Saved data entries:
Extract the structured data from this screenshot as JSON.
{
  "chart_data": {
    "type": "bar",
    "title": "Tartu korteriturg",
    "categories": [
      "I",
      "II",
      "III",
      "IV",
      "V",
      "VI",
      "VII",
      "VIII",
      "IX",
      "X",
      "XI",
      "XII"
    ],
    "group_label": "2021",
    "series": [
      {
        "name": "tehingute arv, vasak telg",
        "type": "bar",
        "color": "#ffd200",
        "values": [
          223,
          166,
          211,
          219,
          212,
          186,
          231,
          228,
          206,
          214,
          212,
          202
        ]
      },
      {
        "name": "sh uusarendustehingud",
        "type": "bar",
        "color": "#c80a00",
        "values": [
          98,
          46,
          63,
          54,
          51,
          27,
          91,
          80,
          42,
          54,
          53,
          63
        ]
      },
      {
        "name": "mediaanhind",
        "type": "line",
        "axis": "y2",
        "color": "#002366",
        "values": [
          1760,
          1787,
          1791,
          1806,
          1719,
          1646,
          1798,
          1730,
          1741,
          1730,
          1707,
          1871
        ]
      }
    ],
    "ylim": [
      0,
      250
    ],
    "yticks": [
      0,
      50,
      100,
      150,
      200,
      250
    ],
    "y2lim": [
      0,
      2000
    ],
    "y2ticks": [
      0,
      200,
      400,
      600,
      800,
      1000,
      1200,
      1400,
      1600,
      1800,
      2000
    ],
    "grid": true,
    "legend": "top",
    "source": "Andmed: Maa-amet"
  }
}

• THE REQUEST: All of the lines above must be returned exactly.

• ANSWER:
Extract the structured data from this screenshot as JSON.
{
  "chart_data": {
    "type": "bar",
    "title": "Tartu korteriturg",
    "categories": [
      "I",
      "II",
      "III",
      "IV",
      "V",
      "VI",
      "VII",
      "VIII",
      "IX",
      "X",
      "XI",
      "XII"
    ],
    "group_label": "2021",
    "series": [
      {
        "name": "tehingute arv, vasak telg",
        "type": "bar",
        "color": "#ffd200",
        "values": [
          223,
          166,
          211,
          219,
          212,
          186,
          231,
          228,
          206,
          214,
          212,
          202
        ]
      },
      {
        "name": "sh uusarendustehingud",
        "type": "bar",
        "color": "#c80a00",
        "values": [
          98,
          46,
          63,
          54,
          51,
          27,
          91,
          80,
          42,
          54,
          53,
          63
        ]
      },
      {
        "name": "mediaanhind",
        "type": "line",
        "axis": "y2",
        "color": "#002366",
        "values": [
          1760,
          1787,
          1791,
          1806,
          1719,
          1646,
          1798,
          1730,
          1741,
          1730,
          1707,
          1871
        ]
      }
    ],
    "ylim": [
      0,
      250
    ],
    "yticks": [
      0,
      50,
      100,
      150,
      200,
      250
    ],
    "y2lim": [
      0,
      2000
    ],
    "y2ticks": [
      0,
      200,
      400,
      600,
      800,
      1000,
      1200,
      1400,
      1600,
      1800,
      2000
    ],
    "grid": true,
    "legend": "top",
    "source": "Andmed: Maa-amet"
  }
}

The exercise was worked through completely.